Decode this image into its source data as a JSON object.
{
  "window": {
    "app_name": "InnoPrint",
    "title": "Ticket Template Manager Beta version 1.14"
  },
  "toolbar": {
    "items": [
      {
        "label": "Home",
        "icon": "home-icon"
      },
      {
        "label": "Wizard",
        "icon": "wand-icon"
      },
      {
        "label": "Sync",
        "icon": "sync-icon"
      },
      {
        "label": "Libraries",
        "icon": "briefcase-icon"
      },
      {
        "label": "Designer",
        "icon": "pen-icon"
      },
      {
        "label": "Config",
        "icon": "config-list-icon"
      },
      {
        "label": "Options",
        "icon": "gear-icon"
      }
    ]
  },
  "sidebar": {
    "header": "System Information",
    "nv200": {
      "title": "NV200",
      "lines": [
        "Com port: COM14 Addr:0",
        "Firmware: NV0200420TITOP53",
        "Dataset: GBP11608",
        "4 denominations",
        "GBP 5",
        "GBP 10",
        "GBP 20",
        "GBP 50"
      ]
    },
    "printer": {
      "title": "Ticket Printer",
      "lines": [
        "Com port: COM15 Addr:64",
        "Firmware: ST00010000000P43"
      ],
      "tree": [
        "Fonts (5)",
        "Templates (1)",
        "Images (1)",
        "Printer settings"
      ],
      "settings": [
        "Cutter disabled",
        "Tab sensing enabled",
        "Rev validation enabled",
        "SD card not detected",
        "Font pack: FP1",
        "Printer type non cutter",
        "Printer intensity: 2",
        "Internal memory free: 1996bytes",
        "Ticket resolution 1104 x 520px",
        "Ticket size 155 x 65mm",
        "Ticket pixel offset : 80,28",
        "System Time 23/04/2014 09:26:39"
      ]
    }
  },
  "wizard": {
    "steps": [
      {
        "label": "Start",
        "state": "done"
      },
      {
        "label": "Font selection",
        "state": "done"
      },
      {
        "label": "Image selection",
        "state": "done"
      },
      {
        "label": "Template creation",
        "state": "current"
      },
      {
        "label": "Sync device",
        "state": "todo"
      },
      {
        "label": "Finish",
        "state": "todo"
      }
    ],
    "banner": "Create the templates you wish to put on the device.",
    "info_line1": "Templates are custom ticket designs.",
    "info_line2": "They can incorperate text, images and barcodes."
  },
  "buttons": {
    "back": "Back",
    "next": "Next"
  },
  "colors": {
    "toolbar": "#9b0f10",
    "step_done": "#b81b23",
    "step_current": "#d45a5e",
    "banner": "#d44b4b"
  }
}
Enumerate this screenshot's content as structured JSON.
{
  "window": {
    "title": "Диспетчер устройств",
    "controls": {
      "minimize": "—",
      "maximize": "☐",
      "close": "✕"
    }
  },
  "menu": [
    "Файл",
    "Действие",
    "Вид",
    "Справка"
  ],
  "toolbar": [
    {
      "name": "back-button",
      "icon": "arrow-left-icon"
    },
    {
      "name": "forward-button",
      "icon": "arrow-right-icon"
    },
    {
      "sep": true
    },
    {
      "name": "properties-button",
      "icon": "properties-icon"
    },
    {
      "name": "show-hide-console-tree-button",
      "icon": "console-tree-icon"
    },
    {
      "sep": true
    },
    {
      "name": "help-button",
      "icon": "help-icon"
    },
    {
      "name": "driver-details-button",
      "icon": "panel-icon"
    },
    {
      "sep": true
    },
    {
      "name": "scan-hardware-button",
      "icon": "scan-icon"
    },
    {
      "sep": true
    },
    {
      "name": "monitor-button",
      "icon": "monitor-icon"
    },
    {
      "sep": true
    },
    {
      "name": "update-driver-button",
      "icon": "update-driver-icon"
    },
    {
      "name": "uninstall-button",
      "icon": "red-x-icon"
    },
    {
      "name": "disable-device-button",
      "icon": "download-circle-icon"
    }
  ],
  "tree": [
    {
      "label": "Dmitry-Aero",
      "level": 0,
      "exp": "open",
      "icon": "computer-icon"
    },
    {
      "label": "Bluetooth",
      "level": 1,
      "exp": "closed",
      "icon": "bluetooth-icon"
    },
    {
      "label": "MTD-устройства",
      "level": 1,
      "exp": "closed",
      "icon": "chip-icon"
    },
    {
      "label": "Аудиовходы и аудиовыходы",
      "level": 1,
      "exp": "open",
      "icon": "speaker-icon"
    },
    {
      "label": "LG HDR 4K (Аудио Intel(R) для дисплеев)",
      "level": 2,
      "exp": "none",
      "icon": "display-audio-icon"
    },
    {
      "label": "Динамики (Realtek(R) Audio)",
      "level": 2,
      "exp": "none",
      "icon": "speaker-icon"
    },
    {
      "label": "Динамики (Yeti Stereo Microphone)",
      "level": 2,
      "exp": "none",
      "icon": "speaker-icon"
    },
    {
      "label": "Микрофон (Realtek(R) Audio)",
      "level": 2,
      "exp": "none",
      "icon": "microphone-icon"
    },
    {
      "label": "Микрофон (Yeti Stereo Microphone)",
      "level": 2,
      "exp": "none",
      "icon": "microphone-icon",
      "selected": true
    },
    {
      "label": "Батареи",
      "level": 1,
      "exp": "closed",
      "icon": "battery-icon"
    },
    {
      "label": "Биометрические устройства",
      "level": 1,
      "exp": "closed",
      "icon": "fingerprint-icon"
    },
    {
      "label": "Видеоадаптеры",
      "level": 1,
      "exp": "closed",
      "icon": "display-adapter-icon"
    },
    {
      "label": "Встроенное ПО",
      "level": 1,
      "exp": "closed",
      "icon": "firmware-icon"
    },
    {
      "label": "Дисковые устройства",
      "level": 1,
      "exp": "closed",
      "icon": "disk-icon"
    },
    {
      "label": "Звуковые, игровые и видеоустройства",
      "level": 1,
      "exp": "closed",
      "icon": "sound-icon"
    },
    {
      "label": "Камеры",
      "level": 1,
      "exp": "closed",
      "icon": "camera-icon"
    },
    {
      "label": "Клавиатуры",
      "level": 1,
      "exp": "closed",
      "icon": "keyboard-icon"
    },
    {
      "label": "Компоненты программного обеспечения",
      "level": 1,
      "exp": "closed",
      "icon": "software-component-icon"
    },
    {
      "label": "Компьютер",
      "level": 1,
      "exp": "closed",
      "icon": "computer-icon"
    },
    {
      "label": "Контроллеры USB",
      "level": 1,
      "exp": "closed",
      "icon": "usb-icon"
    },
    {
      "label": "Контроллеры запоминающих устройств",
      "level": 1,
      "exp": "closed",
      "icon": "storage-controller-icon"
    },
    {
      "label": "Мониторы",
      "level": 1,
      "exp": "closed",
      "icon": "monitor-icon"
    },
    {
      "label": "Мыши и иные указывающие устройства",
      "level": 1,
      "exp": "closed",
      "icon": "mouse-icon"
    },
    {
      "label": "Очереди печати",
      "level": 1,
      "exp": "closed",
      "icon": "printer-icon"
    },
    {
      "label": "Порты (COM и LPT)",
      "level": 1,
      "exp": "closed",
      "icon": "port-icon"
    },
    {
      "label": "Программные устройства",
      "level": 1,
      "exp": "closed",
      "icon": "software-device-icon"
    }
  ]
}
###
◆ Exercise instructions
From the entries above, copy every line that holds the word "console".

◆ Task output
      "name": "show-hide-console-tree-button",
      "icon": "console-tree-icon"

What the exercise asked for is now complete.